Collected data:
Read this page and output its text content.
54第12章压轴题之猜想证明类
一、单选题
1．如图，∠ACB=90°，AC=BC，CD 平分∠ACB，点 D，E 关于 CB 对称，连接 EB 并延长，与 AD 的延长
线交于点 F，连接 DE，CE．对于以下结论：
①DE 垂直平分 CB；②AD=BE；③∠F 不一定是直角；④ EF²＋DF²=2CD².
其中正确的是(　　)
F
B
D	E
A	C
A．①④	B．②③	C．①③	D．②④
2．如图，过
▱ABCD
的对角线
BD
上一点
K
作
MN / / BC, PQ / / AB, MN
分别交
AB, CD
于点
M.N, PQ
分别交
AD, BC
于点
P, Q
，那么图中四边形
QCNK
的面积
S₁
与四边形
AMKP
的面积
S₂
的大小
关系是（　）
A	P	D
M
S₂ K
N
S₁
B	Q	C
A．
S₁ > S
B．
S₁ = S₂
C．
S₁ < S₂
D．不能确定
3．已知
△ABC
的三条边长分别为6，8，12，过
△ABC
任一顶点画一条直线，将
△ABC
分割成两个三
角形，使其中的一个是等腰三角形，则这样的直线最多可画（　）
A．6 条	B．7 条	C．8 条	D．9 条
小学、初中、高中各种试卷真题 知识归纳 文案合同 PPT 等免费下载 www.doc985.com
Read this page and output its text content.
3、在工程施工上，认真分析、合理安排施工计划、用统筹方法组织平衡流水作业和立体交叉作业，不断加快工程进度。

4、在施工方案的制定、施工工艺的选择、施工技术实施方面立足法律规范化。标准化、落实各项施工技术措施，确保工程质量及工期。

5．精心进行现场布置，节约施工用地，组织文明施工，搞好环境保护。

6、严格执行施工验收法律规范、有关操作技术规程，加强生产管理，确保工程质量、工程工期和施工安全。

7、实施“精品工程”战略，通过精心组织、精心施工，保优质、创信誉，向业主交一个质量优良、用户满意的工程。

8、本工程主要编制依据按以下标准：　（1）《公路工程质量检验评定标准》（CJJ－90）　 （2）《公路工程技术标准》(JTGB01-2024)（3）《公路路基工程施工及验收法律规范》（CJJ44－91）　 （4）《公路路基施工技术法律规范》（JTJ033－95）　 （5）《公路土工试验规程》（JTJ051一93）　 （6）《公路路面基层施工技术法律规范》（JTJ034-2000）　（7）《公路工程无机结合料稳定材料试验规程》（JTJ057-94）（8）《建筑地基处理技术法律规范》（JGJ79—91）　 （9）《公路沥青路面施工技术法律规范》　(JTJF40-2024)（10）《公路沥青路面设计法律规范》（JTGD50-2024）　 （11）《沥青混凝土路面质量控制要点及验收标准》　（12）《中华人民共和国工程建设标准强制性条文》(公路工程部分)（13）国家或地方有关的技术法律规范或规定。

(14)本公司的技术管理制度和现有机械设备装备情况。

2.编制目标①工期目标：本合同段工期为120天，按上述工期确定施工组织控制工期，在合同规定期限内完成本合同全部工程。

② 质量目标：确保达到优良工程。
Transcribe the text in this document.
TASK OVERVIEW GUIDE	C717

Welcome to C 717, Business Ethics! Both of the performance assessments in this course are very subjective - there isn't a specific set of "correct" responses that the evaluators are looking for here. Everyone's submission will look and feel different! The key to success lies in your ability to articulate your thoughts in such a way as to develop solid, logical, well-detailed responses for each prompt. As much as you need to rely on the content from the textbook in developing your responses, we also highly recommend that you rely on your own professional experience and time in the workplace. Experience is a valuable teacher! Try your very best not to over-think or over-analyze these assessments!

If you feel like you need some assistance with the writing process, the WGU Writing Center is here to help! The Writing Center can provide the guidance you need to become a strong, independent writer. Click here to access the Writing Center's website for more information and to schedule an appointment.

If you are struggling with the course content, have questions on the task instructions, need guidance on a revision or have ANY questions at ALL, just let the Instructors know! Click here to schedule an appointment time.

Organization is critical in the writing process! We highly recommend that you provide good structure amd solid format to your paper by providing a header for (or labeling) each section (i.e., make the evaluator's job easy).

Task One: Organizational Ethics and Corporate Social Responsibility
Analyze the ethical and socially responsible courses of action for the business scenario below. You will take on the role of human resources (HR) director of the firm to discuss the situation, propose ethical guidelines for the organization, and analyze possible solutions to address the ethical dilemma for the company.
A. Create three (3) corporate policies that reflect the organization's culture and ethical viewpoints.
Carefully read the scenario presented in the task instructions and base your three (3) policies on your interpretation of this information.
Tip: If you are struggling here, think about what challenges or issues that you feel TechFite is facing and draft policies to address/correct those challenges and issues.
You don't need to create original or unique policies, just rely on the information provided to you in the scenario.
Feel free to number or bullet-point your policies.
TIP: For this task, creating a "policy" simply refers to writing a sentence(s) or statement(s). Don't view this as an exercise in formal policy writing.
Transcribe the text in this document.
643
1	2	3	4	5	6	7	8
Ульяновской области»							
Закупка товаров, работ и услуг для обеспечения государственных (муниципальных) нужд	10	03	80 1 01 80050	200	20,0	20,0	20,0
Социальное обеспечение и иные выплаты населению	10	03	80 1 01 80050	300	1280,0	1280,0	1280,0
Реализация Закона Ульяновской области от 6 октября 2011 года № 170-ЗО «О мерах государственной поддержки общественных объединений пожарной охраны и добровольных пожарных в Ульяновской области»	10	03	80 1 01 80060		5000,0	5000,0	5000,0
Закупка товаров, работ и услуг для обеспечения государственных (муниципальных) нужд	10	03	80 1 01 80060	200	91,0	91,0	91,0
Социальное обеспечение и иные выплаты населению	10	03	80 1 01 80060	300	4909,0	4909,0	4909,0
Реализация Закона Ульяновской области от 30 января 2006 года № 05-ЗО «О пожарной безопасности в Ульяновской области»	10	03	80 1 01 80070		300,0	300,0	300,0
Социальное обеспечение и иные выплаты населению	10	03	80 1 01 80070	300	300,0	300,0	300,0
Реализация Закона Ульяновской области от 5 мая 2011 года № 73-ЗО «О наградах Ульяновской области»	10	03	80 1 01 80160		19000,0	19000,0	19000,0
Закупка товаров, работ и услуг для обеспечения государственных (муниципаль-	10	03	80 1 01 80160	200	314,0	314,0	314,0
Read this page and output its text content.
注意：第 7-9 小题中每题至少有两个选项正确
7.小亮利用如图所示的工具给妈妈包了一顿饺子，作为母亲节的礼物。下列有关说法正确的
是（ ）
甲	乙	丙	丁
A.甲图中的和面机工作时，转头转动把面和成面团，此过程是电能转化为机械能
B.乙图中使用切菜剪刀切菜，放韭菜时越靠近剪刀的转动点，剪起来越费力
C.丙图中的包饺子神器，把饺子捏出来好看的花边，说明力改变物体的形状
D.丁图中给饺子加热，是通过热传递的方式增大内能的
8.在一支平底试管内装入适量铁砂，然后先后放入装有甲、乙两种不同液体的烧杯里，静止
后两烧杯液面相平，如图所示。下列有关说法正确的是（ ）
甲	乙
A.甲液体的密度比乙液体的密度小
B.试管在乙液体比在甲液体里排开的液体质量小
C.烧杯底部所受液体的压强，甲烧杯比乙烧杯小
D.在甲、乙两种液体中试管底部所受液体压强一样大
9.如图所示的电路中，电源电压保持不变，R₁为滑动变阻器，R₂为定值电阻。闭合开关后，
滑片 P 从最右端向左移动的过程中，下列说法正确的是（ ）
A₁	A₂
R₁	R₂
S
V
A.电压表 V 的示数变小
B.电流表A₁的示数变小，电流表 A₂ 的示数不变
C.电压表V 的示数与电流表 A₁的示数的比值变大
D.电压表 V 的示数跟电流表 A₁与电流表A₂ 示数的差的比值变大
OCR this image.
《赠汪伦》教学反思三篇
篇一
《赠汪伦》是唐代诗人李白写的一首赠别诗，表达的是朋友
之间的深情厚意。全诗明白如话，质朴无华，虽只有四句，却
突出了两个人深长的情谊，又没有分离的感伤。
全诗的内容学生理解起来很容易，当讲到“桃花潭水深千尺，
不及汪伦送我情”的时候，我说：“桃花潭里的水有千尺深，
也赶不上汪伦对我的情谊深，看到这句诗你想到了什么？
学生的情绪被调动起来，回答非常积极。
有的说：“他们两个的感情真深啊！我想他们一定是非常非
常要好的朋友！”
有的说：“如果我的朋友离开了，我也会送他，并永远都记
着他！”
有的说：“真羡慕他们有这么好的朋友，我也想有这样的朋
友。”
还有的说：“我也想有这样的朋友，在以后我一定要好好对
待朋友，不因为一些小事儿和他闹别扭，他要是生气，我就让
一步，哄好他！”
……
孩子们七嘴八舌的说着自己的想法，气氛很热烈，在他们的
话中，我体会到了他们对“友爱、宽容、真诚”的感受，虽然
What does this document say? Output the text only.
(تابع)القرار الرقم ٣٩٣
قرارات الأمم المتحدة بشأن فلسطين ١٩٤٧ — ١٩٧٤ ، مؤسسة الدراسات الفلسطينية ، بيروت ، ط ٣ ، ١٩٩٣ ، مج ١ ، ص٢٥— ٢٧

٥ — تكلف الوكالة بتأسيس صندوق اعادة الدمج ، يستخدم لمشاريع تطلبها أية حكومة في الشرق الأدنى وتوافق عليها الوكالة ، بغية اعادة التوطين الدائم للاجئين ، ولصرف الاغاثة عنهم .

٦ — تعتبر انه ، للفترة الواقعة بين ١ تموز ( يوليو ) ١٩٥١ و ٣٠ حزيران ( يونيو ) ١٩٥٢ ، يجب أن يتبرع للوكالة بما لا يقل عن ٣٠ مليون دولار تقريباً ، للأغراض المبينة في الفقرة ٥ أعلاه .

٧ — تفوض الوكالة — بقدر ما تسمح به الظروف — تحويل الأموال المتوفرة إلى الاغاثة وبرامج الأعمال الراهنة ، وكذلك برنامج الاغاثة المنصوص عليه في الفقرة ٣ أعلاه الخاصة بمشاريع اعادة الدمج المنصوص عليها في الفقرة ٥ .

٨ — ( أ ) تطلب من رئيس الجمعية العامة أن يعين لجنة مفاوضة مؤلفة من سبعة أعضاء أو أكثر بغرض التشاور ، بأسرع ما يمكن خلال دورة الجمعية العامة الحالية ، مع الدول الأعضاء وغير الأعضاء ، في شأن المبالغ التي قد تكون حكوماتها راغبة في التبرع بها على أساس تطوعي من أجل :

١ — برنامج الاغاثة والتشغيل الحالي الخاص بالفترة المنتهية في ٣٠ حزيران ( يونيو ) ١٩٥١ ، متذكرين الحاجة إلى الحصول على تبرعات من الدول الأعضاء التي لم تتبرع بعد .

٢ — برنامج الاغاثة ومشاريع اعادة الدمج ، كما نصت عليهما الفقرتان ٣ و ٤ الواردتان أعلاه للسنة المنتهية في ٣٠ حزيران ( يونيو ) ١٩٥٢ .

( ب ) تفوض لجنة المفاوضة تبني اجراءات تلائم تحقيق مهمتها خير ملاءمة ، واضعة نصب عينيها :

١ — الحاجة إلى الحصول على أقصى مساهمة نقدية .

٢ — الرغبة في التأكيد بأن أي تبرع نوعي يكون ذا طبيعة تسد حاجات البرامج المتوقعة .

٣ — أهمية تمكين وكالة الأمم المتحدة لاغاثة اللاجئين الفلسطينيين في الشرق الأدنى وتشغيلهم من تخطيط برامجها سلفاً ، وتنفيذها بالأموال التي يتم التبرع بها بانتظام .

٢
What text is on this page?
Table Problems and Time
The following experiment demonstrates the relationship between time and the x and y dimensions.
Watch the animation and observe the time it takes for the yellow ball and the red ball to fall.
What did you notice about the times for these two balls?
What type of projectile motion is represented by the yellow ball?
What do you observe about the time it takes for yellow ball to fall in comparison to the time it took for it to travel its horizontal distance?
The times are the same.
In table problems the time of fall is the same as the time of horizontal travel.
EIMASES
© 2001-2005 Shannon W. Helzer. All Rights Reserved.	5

What to do
Report only the count of lines that include the string "recommend".

Final result
2